Restate each entry word for word, leaving nothing out.

[start Data to use]

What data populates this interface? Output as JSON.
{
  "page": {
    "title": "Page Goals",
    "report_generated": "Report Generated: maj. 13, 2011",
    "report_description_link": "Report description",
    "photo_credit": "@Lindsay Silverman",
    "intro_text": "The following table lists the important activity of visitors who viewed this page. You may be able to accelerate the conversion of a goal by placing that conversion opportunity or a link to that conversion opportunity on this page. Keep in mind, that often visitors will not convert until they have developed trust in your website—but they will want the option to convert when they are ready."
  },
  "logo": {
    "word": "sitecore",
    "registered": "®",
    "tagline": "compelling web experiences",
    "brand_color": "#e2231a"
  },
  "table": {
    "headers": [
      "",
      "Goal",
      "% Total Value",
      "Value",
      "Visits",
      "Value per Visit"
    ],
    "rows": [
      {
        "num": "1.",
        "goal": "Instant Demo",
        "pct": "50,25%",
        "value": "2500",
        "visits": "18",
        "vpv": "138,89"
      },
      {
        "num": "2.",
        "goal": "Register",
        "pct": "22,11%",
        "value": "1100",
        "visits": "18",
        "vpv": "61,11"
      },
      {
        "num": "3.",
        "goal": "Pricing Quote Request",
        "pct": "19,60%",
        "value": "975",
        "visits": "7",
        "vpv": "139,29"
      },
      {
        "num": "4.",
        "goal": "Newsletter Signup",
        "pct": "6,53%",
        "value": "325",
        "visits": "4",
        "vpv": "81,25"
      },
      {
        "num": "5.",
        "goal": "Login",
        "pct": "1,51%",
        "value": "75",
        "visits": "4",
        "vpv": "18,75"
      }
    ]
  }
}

[end Data to use]

▶ _Output of the task_:
What data populates this interface? Output as JSON.
{
  "page": {
    "title": "Page Goals",
    "report_generated": "Report Generated: maj. 13, 2011",
    "report_description_link": "Report description",
    "photo_credit": "@Lindsay Silverman",
    "intro_text": "The following table lists the important activity of visitors who viewed this page. You may be able to accelerate the conversion of a goal by placing that conversion opportunity or a link to that conversion opportunity on this page. Keep in mind, that often visitors will not convert until they have developed trust in your website—but they will want the option to convert when they are ready."
  },
  "logo": {
    "word": "sitecore",
    "registered": "®",
    "tagline": "compelling web experiences",
    "brand_color": "#e2231a"
  },
  "table": {
    "headers": [
      "",
      "Goal",
      "% Total Value",
      "Value",
      "Visits",
      "Value per Visit"
    ],
    "rows": [
      {
        "num": "1.",
        "goal": "Instant Demo",
        "pct": "50,25%",
        "value": "2500",
        "visits": "18",
        "vpv": "138,89"
      },
      {
        "num": "2.",
        "goal": "Register",
        "pct": "22,11%",
        "value": "1100",
        "visits": "18",
        "vpv": "61,11"
      },
      {
        "num": "3.",
        "goal": "Pricing Quote Request",
        "pct": "19,60%",
        "value": "975",
        "visits": "7",
        "vpv": "139,29"
      },
      {
        "num": "4.",
        "goal": "Newsletter Signup",
        "pct": "6,53%",
        "value": "325",
        "visits": "4",
        "vpv": "81,25"
      },
      {
        "num": "5.",
        "goal": "Login",
        "pct": "1,51%",
        "value": "75",
        "visits": "4",
        "vpv": "18,75"
      }
    ]
  }
}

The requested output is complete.